To do: Take all the material and copy it exactly.

Data extract:
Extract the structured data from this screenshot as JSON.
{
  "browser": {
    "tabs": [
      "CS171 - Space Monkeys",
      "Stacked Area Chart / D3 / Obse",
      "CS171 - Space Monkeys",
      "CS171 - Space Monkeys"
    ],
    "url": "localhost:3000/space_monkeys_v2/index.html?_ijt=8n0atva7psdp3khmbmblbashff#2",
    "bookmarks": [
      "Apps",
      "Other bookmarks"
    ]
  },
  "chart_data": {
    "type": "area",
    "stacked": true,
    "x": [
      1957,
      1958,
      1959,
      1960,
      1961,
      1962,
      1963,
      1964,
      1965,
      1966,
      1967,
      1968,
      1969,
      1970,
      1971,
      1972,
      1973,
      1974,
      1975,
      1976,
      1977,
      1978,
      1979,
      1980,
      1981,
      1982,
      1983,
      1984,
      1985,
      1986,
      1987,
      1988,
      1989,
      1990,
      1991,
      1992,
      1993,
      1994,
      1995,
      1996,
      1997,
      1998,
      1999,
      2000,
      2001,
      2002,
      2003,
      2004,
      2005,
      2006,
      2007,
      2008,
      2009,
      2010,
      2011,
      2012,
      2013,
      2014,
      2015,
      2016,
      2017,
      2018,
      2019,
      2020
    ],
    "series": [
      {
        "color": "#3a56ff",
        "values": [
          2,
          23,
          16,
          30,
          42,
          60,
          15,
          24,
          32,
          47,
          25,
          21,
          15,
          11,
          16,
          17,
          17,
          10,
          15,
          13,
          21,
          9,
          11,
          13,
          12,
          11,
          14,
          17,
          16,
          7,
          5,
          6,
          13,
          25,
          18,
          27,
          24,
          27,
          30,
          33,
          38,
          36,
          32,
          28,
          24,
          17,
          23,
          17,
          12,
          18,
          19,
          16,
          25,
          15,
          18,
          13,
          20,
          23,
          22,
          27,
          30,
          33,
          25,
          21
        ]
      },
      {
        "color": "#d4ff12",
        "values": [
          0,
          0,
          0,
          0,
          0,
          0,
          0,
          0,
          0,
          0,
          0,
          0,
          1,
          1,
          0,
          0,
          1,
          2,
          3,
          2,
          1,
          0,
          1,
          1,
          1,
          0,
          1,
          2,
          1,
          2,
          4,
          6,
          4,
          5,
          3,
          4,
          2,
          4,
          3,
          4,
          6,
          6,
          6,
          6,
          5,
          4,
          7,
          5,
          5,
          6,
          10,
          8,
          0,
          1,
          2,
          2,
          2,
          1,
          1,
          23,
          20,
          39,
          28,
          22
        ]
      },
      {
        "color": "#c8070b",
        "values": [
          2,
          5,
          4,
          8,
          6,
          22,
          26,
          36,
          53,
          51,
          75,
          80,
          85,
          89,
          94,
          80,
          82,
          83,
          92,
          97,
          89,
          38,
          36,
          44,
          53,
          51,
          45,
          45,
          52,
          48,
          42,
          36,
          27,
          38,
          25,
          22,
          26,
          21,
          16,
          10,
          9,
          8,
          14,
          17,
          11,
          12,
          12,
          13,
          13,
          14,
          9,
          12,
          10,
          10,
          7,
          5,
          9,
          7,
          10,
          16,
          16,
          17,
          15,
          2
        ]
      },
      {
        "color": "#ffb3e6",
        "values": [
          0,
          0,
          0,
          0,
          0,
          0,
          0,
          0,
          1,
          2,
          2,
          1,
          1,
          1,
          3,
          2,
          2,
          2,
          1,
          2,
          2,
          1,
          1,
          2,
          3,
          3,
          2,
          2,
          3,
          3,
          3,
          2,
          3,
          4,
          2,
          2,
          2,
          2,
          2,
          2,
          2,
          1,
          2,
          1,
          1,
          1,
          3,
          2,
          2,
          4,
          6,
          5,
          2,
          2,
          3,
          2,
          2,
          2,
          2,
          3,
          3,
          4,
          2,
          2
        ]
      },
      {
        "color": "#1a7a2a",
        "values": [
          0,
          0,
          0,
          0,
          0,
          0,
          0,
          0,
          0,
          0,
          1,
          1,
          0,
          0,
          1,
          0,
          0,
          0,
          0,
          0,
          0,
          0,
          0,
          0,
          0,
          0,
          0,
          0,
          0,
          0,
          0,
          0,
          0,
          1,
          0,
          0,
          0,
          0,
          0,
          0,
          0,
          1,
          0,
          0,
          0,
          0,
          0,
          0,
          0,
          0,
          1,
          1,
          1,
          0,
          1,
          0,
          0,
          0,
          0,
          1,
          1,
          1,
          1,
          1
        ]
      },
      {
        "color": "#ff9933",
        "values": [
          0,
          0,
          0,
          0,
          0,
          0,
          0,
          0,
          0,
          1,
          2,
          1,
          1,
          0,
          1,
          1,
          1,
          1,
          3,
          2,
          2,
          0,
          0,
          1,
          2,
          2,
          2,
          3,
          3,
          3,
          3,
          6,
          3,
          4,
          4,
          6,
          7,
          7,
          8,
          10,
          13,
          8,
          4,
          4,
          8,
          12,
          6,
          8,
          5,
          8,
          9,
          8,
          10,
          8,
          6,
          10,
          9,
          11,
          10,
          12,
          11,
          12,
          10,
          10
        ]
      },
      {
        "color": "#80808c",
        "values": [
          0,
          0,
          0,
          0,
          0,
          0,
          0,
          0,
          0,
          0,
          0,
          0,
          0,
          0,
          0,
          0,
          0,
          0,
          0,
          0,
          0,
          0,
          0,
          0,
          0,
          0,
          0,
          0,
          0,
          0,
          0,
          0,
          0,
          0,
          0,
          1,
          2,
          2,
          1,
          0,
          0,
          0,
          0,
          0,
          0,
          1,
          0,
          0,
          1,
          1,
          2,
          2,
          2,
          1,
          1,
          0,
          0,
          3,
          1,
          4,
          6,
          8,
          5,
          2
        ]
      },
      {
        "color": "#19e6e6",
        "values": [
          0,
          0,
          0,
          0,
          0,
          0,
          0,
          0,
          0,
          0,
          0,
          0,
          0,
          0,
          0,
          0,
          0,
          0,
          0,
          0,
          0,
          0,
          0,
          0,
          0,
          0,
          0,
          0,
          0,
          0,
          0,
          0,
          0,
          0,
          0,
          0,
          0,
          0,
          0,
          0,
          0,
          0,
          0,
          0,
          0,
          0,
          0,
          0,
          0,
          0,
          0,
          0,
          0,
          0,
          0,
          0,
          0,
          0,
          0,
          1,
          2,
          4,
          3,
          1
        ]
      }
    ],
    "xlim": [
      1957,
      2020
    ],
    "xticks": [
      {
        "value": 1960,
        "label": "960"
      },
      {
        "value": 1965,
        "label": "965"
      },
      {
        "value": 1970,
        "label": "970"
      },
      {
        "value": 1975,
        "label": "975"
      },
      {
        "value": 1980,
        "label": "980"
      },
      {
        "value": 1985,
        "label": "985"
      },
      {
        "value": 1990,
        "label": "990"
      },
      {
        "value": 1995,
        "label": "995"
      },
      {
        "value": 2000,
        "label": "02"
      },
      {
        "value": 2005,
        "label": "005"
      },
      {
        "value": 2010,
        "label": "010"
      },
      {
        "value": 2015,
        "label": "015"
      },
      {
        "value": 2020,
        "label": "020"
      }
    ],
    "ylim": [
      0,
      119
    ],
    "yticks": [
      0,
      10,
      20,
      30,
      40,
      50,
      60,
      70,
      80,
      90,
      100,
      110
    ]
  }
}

Final answer:
Extract the structured data from this screenshot as JSON.
{
  "browser": {
    "tabs": [
      "CS171 - Space Monkeys",
      "Stacked Area Chart / D3 / Obse",
      "CS171 - Space Monkeys",
      "CS171 - Space Monkeys"
    ],
    "url": "localhost:3000/space_monkeys_v2/index.html?_ijt=8n0atva7psdp3khmbmblbashff#2",
    "bookmarks": [
      "Apps",
      "Other bookmarks"
    ]
  },
  "chart_data": {
    "type": "area",
    "stacked": true,
    "x": [
      1957,
      1958,
      1959,
      1960,
      1961,
      1962,
      1963,
      1964,
      1965,
      1966,
      1967,
      1968,
      1969,
      1970,
      1971,
      1972,
      1973,
      1974,
      1975,
      1976,
      1977,
      1978,
      1979,
      1980,
      1981,
      1982,
      1983,
      1984,
      1985,
      1986,
      1987,
      1988,
      1989,
      1990,
      1991,
      1992,
      1993,
      1994,
      1995,
      1996,
      1997,
      1998,
      1999,
      2000,
      2001,
      2002,
      2003,
      2004,
      2005,
      2006,
      2007,
      2008,
      2009,
      2010,
      2011,
      2012,
      2013,
      2014,
      2015,
      2016,
      2017,
      2018,
      2019,
      2020
    ],
    "series": [
      {
        "color": "#3a56ff",
        "values": [
          2,
          23,
          16,
          30,
          42,
          60,
          15,
          24,
          32,
          47,
          25,
          21,
          15,
          11,
          16,
          17,
          17,
          10,
          15,
          13,
          21,
          9,
          11,
          13,
          12,
          11,
          14,
          17,
          16,
          7,
          5,
          6,
          13,
          25,
          18,
          27,
          24,
          27,
          30,
          33,
          38,
          36,
          32,
          28,
          24,
          17,
          23,
          17,
          12,
          18,
          19,
          16,
          25,
          15,
          18,
          13,
          20,
          23,
          22,
          27,
          30,
          33,
          25,
          21
        ]
      },
      {
        "color": "#d4ff12",
        "values": [
          0,
          0,
          0,
          0,
          0,
          0,
          0,
          0,
          0,
          0,
          0,
          0,
          1,
          1,
          0,
          0,
          1,
          2,
          3,
          2,
          1,
          0,
          1,
          1,
          1,
          0,
          1,
          2,
          1,
          2,
          4,
          6,
          4,
          5,
          3,
          4,
          2,
          4,
          3,
          4,
          6,
          6,
          6,
          6,
          5,
          4,
          7,
          5,
          5,
          6,
          10,
          8,
          0,
          1,
          2,
          2,
          2,
          1,
          1,
          23,
          20,
          39,
          28,
          22
        ]
      },
      {
        "color": "#c8070b",
        "values": [
          2,
          5,
          4,
          8,
          6,
          22,
          26,
          36,
          53,
          51,
          75,
          80,
          85,
          89,
          94,
          80,
          82,
          83,
          92,
          97,
          89,
          38,
          36,
          44,
          53,
          51,
          45,
          45,
          52,
          48,
          42,
          36,
          27,
          38,
          25,
          22,
          26,
          21,
          16,
          10,
          9,
          8,
          14,
          17,
          11,
          12,
          12,
          13,
          13,
          14,
          9,
          12,
          10,
          10,
          7,
          5,
          9,
          7,
          10,
          16,
          16,
          17,
          15,
          2
        ]
      },
      {
        "color": "#ffb3e6",
        "values": [
          0,
          0,
          0,
          0,
          0,
          0,
          0,
          0,
          1,
          2,
          2,
          1,
          1,
          1,
          3,
          2,
          2,
          2,
          1,
          2,
          2,
          1,
          1,
          2,
          3,
          3,
          2,
          2,
          3,
          3,
          3,
          2,
          3,
          4,
          2,
          2,
          2,
          2,
          2,
          2,
          2,
          1,
          2,
          1,
          1,
          1,
          3,
          2,
          2,
          4,
          6,
          5,
          2,
          2,
          3,
          2,
          2,
          2,
          2,
          3,
          3,
          4,
          2,
          2
        ]
      },
      {
        "color": "#1a7a2a",
        "values": [
          0,
          0,
          0,
          0,
          0,
          0,
          0,
          0,
          0,
          0,
          1,
          1,
          0,
          0,
          1,
          0,
          0,
          0,
          0,
          0,
          0,
          0,
          0,
          0,
          0,
          0,
          0,
          0,
          0,
          0,
          0,
          0,
          0,
          1,
          0,
          0,
          0,
          0,
          0,
          0,
          0,
          1,
          0,
          0,
          0,
          0,
          0,
          0,
          0,
          0,
          1,
          1,
          1,
          0,
          1,
          0,
          0,
          0,
          0,
          1,
          1,
          1,
          1,
          1
        ]
      },
      {
        "color": "#ff9933",
        "values": [
          0,
          0,
          0,
          0,
          0,
          0,
          0,
          0,
          0,
          1,
          2,
          1,
          1,
          0,
          1,
          1,
          1,
          1,
          3,
          2,
          2,
          0,
          0,
          1,
          2,
          2,
          2,
          3,
          3,
          3,
          3,
          6,
          3,
          4,
          4,
          6,
          7,
          7,
          8,
          10,
          13,
          8,
          4,
          4,
          8,
          12,
          6,
          8,
          5,
          8,
          9,
          8,
          10,
          8,
          6,
          10,
          9,
          11,
          10,
          12,
          11,
          12,
          10,
          10
        ]
      },
      {
        "color": "#80808c",
        "values": [
          0,
          0,
          0,
          0,
          0,
          0,
          0,
          0,
          0,
          0,
          0,
          0,
          0,
          0,
          0,
          0,
          0,
          0,
          0,
          0,
          0,
          0,
          0,
          0,
          0,
          0,
          0,
          0,
          0,
          0,
          0,
          0,
          0,
          0,
          0,
          1,
          2,
          2,
          1,
          0,
          0,
          0,
          0,
          0,
          0,
          1,
          0,
          0,
          1,
          1,
          2,
          2,
          2,
          1,
          1,
          0,
          0,
          3,
          1,
          4,
          6,
          8,
          5,
          2
        ]
      },
      {
        "color": "#19e6e6",
        "values": [
          0,
          0,
          0,
          0,
          0,
          0,
          0,
          0,
          0,
          0,
          0,
          0,
          0,
          0,
          0,
          0,
          0,
          0,
          0,
          0,
          0,
          0,
          0,
          0,
          0,
          0,
          0,
          0,
          0,
          0,
          0,
          0,
          0,
          0,
          0,
          0,
          0,
          0,
          0,
          0,
          0,
          0,
          0,
          0,
          0,
          0,
          0,
          0,
          0,
          0,
          0,
          0,
          0,
          0,
          0,
          0,
          0,
          0,
          0,
          1,
          2,
          4,
          3,
          1
        ]
      }
    ],
    "xlim": [
      1957,
      2020
    ],
    "xticks": [
      {
        "value": 1960,
        "label": "960"
      },
      {
        "value": 1965,
        "label": "965"
      },
      {
        "value": 1970,
        "label": "970"
      },
      {
        "value": 1975,
        "label": "975"
      },
      {
        "value": 1980,
        "label": "980"
      },
      {
        "value": 1985,
        "label": "985"
      },
      {
        "value": 1990,
        "label": "990"
      },
      {
        "value": 1995,
        "label": "995"
      },
      {
        "value": 2000,
        "label": "02"
      },
      {
        "value": 2005,
        "label": "005"
      },
      {
        "value": 2010,
        "label": "010"
      },
      {
        "value": 2015,
        "label": "015"
      },
      {
        "value": 2020,
        "label": "020"
      }
    ],
    "ylim": [
      0,
      119
    ],
    "yticks": [
      0,
      10,
      20,
      30,
      40,
      50,
      60,
      70,
      80,
      90,
      100,
      110
    ]
  }
}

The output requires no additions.